Records shown:
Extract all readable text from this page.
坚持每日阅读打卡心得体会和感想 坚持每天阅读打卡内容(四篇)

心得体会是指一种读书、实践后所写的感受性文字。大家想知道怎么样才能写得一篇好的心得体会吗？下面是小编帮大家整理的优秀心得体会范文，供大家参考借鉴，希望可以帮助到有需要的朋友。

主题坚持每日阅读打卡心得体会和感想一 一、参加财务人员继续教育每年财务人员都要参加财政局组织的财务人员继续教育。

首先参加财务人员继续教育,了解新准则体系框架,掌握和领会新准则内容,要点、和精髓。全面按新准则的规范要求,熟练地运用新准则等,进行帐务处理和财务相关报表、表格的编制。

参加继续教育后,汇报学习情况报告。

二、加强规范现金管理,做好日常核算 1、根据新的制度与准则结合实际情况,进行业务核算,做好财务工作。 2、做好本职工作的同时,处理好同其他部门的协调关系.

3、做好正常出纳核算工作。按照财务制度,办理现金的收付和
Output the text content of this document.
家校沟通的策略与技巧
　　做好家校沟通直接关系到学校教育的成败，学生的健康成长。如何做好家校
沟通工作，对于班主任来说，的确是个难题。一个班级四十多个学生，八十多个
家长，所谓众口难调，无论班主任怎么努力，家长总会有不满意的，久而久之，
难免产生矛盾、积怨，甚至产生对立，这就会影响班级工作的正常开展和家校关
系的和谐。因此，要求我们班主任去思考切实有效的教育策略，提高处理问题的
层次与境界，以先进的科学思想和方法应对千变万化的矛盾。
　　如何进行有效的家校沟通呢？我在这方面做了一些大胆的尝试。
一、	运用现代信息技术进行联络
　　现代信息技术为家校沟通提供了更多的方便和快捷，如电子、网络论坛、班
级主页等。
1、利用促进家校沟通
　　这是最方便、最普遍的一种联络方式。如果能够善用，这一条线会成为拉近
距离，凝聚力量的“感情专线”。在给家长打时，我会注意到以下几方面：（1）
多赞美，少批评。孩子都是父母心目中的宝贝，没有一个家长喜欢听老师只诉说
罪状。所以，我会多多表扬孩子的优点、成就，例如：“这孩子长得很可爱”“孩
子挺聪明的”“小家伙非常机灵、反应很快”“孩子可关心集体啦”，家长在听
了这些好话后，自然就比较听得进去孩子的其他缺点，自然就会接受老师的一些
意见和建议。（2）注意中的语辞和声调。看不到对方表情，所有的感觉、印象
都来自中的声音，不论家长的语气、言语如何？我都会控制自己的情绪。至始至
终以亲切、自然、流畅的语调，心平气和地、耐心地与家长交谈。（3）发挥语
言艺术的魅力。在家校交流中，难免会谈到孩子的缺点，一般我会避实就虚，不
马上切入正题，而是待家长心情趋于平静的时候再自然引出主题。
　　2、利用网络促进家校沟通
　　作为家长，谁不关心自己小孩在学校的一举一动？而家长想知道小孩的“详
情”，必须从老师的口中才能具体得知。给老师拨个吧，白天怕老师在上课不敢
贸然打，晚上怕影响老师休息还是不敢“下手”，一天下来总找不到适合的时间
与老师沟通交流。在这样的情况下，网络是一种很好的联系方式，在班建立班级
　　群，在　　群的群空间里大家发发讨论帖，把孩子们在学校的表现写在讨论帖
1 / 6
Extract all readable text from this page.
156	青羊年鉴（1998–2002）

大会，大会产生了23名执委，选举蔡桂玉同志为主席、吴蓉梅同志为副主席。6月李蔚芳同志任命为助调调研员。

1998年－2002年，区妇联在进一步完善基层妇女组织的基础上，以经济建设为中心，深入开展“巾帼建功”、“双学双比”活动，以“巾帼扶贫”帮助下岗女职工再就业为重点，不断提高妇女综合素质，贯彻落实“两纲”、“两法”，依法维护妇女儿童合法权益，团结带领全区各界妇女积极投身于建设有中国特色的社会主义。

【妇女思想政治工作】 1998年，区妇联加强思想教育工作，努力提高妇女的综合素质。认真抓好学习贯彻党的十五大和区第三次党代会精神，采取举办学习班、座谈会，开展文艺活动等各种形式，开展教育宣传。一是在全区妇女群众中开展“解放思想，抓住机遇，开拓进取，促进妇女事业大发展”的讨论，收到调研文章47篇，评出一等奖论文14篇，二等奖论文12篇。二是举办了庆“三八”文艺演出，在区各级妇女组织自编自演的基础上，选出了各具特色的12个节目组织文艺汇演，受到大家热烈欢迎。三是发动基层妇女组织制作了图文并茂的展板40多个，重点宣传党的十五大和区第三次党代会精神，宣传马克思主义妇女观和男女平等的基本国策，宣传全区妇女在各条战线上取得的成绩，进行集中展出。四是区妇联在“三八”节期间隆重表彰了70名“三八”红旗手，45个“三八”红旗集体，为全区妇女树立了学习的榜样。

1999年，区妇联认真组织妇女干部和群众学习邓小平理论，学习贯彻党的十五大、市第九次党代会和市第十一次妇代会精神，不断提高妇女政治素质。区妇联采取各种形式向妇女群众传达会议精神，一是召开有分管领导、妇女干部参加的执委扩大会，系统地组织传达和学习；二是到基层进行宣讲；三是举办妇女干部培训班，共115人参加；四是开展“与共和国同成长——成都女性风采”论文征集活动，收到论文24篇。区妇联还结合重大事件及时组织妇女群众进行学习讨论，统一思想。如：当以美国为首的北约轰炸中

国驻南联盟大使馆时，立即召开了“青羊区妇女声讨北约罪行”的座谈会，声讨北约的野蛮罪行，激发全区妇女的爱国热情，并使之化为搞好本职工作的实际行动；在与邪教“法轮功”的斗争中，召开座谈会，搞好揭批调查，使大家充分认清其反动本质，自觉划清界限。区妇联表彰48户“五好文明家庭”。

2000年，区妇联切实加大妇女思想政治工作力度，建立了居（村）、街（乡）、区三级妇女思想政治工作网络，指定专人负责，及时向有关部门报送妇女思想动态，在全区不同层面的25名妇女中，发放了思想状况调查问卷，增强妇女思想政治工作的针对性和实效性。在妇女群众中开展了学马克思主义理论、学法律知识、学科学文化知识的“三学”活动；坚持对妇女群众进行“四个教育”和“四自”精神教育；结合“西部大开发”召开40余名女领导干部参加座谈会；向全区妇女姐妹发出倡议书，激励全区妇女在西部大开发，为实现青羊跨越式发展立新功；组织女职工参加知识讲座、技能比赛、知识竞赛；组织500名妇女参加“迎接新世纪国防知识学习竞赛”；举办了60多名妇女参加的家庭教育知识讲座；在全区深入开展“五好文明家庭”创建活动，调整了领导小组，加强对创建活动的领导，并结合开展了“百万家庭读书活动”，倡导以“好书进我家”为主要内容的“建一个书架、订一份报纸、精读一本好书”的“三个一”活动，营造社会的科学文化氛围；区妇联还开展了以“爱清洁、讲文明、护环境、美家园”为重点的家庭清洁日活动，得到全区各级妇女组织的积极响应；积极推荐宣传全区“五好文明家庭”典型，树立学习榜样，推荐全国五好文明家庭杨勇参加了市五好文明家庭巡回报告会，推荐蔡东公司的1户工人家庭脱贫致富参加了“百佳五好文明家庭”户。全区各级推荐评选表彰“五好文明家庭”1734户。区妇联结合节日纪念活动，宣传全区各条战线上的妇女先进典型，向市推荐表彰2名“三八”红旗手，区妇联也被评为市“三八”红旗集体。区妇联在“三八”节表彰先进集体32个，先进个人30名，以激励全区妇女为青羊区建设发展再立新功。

Problem: Could you quote the material above in full, exactly as it stands?

Answer for the task:
Extract all readable text from this page.
坚持每日阅读打卡心得体会和感想 坚持每天阅读打卡内容(四篇)

心得体会是指一种读书、实践后所写的感受性文字。大家想知道怎么样才能写得一篇好的心得体会吗？下面是小编帮大家整理的优秀心得体会范文，供大家参考借鉴，希望可以帮助到有需要的朋友。

主题坚持每日阅读打卡心得体会和感想一 一、参加财务人员继续教育每年财务人员都要参加财政局组织的财务人员继续教育。

首先参加财务人员继续教育,了解新准则体系框架,掌握和领会新准则内容,要点、和精髓。全面按新准则的规范要求,熟练地运用新准则等,进行帐务处理和财务相关报表、表格的编制。

参加继续教育后,汇报学习情况报告。

二、加强规范现金管理,做好日常核算 1、根据新的制度与准则结合实际情况,进行业务核算,做好财务工作。 2、做好本职工作的同时,处理好同其他部门的协调关系.

3、做好正常出纳核算工作。按照财务制度,办理现金的收付和
Output the text content of this document.
家校沟通的策略与技巧
　　做好家校沟通直接关系到学校教育的成败，学生的健康成长。如何做好家校
沟通工作，对于班主任来说，的确是个难题。一个班级四十多个学生，八十多个
家长，所谓众口难调，无论班主任怎么努力，家长总会有不满意的，久而久之，
难免产生矛盾、积怨，甚至产生对立，这就会影响班级工作的正常开展和家校关
系的和谐。因此，要求我们班主任去思考切实有效的教育策略，提高处理问题的
层次与境界，以先进的科学思想和方法应对千变万化的矛盾。
　　如何进行有效的家校沟通呢？我在这方面做了一些大胆的尝试。
一、	运用现代信息技术进行联络
　　现代信息技术为家校沟通提供了更多的方便和快捷，如电子、网络论坛、班
级主页等。
1、利用促进家校沟通
　　这是最方便、最普遍的一种联络方式。如果能够善用，这一条线会成为拉近
距离，凝聚力量的“感情专线”。在给家长打时，我会注意到以下几方面：（1）
多赞美，少批评。孩子都是父母心目中的宝贝，没有一个家长喜欢听老师只诉说
罪状。所以，我会多多表扬孩子的优点、成就，例如：“这孩子长得很可爱”“孩
子挺聪明的”“小家伙非常机灵、反应很快”“孩子可关心集体啦”，家长在听
了这些好话后，自然就比较听得进去孩子的其他缺点，自然就会接受老师的一些
意见和建议。（2）注意中的语辞和声调。看不到对方表情，所有的感觉、印象
都来自中的声音，不论家长的语气、言语如何？我都会控制自己的情绪。至始至
终以亲切、自然、流畅的语调，心平气和地、耐心地与家长交谈。（3）发挥语
言艺术的魅力。在家校交流中，难免会谈到孩子的缺点，一般我会避实就虚，不
马上切入正题，而是待家长心情趋于平静的时候再自然引出主题。
　　2、利用网络促进家校沟通
　　作为家长，谁不关心自己小孩在学校的一举一动？而家长想知道小孩的“详
情”，必须从老师的口中才能具体得知。给老师拨个吧，白天怕老师在上课不敢
贸然打，晚上怕影响老师休息还是不敢“下手”，一天下来总找不到适合的时间
与老师沟通交流。在这样的情况下，网络是一种很好的联系方式，在班建立班级
　　群，在　　群的群空间里大家发发讨论帖，把孩子们在学校的表现写在讨论帖
1 / 6
Extract all readable text from this page.
156	青羊年鉴（1998–2002）

大会，大会产生了23名执委，选举蔡桂玉同志为主席、吴蓉梅同志为副主席。6月李蔚芳同志任命为助调调研员。

1998年－2002年，区妇联在进一步完善基层妇女组织的基础上，以经济建设为中心，深入开展“巾帼建功”、“双学双比”活动，以“巾帼扶贫”帮助下岗女职工再就业为重点，不断提高妇女综合素质，贯彻落实“两纲”、“两法”，依法维护妇女儿童合法权益，团结带领全区各界妇女积极投身于建设有中国特色的社会主义。

【妇女思想政治工作】 1998年，区妇联加强思想教育工作，努力提高妇女的综合素质。认真抓好学习贯彻党的十五大和区第三次党代会精神，采取举办学习班、座谈会，开展文艺活动等各种形式，开展教育宣传。一是在全区妇女群众中开展“解放思想，抓住机遇，开拓进取，促进妇女事业大发展”的讨论，收到调研文章47篇，评出一等奖论文14篇，二等奖论文12篇。二是举办了庆“三八”文艺演出，在区各级妇女组织自编自演的基础上，选出了各具特色的12个节目组织文艺汇演，受到大家热烈欢迎。三是发动基层妇女组织制作了图文并茂的展板40多个，重点宣传党的十五大和区第三次党代会精神，宣传马克思主义妇女观和男女平等的基本国策，宣传全区妇女在各条战线上取得的成绩，进行集中展出。四是区妇联在“三八”节期间隆重表彰了70名“三八”红旗手，45个“三八”红旗集体，为全区妇女树立了学习的榜样。

1999年，区妇联认真组织妇女干部和群众学习邓小平理论，学习贯彻党的十五大、市第九次党代会和市第十一次妇代会精神，不断提高妇女政治素质。区妇联采取各种形式向妇女群众传达会议精神，一是召开有分管领导、妇女干部参加的执委扩大会，系统地组织传达和学习；二是到基层进行宣讲；三是举办妇女干部培训班，共115人参加；四是开展“与共和国同成长——成都女性风采”论文征集活动，收到论文24篇。区妇联还结合重大事件及时组织妇女群众进行学习讨论，统一思想。如：当以美国为首的北约轰炸中

国驻南联盟大使馆时，立即召开了“青羊区妇女声讨北约罪行”的座谈会，声讨北约的野蛮罪行，激发全区妇女的爱国热情，并使之化为搞好本职工作的实际行动；在与邪教“法轮功”的斗争中，召开座谈会，搞好揭批调查，使大家充分认清其反动本质，自觉划清界限。区妇联表彰48户“五好文明家庭”。

2000年，区妇联切实加大妇女思想政治工作力度，建立了居（村）、街（乡）、区三级妇女思想政治工作网络，指定专人负责，及时向有关部门报送妇女思想动态，在全区不同层面的25名妇女中，发放了思想状况调查问卷，增强妇女思想政治工作的针对性和实效性。在妇女群众中开展了学马克思主义理论、学法律知识、学科学文化知识的“三学”活动；坚持对妇女群众进行“四个教育”和“四自”精神教育；结合“西部大开发”召开40余名女领导干部参加座谈会；向全区妇女姐妹发出倡议书，激励全区妇女在西部大开发，为实现青羊跨越式发展立新功；组织女职工参加知识讲座、技能比赛、知识竞赛；组织500名妇女参加“迎接新世纪国防知识学习竞赛”；举办了60多名妇女参加的家庭教育知识讲座；在全区深入开展“五好文明家庭”创建活动，调整了领导小组，加强对创建活动的领导，并结合开展了“百万家庭读书活动”，倡导以“好书进我家”为主要内容的“建一个书架、订一份报纸、精读一本好书”的“三个一”活动，营造社会的科学文化氛围；区妇联还开展了以“爱清洁、讲文明、护环境、美家园”为重点的家庭清洁日活动，得到全区各级妇女组织的积极响应；积极推荐宣传全区“五好文明家庭”典型，树立学习榜样，推荐全国五好文明家庭杨勇参加了市五好文明家庭巡回报告会，推荐蔡东公司的1户工人家庭脱贫致富参加了“百佳五好文明家庭”户。全区各级推荐评选表彰“五好文明家庭”1734户。区妇联结合节日纪念活动，宣传全区各条战线上的妇女先进典型，向市推荐表彰2名“三八”红旗手，区妇联也被评为市“三八”红旗集体。区妇联在“三八”节表彰先进集体32个，先进个人30名，以激励全区妇女为青羊区建设发展再立新功。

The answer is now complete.